Write out the records that appear below, verbatim and complete, but without pictures.

— BEGIN —

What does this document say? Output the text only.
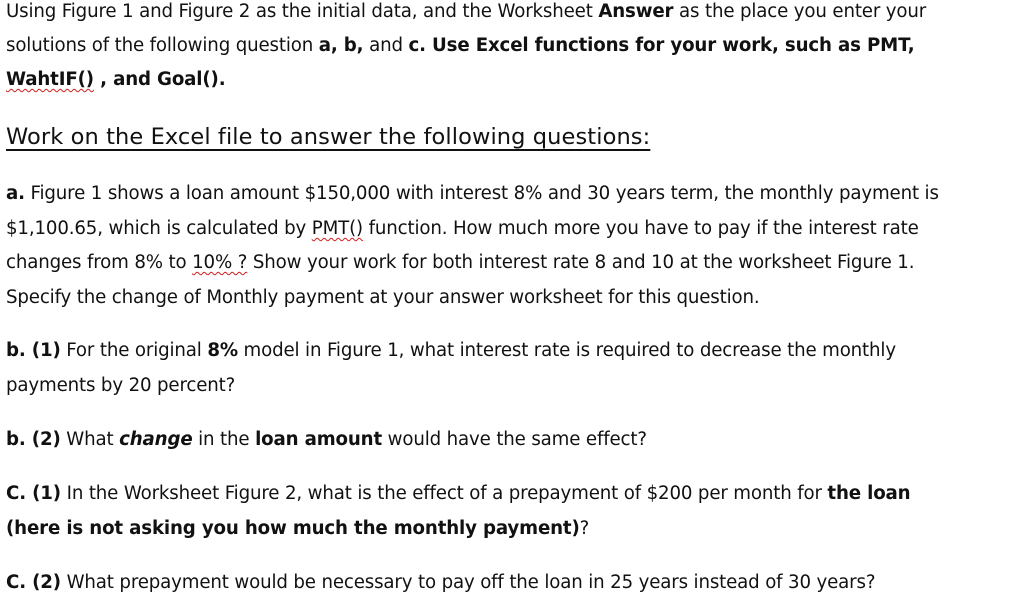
Using Figure 1 and Figure 2 as the initial data, and the Worksheet Answer as the place you enter your
solutions of the following question a, b, and c. Use Excel functions for your work, such as PMT,
WahtIF() , and Goal().
Work on the Excel file to answer the following questions:
a. Figure 1 shows a loan amount $150,000 with interest 8% and 30 years term, the monthly payment is
$1,100.65, which is calculated by PMT() function. How much more you have to pay if the interest rate
changes from 8% to 10% ? Show your work for both interest rate 8 and 10 at the worksheet Figure 1.
Specify the change of Monthly payment at your answer worksheet for this question.
b. (1) For the original 8% model in Figure 1, what interest rate is required to decrease the monthly
payments by 20 percent?
b. (2) What change in the loan amount would have the same effect?
C. (1) In the Worksheet Figure 2, what is the effect of a prepayment of $200 per month for the loan
(here is not asking you how much the monthly payment)?
C. (2) What prepayment would be necessary to pay off the loan in 25 years instead of 30 years?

— END —

» Answer to this problem
What does this document say? Output the text only.
Using Figure 1 and Figure 2 as the initial data, and the Worksheet Answer as the place you enter your
solutions of the following question a, b, and c. Use Excel functions for your work, such as PMT,
WahtIF() , and Goal().
Work on the Excel file to answer the following questions:
a. Figure 1 shows a loan amount $150,000 with interest 8% and 30 years term, the monthly payment is
$1,100.65, which is calculated by PMT() function. How much more you have to pay if the interest rate
changes from 8% to 10% ? Show your work for both interest rate 8 and 10 at the worksheet Figure 1.
Specify the change of Monthly payment at your answer worksheet for this question.
b. (1) For the original 8% model in Figure 1, what interest rate is required to decrease the monthly
payments by 20 percent?
b. (2) What change in the loan amount would have the same effect?
C. (1) In the Worksheet Figure 2, what is the effect of a prepayment of $200 per month for the loan
(here is not asking you how much the monthly payment)?
C. (2) What prepayment would be necessary to pay off the loan in 25 years instead of 30 years?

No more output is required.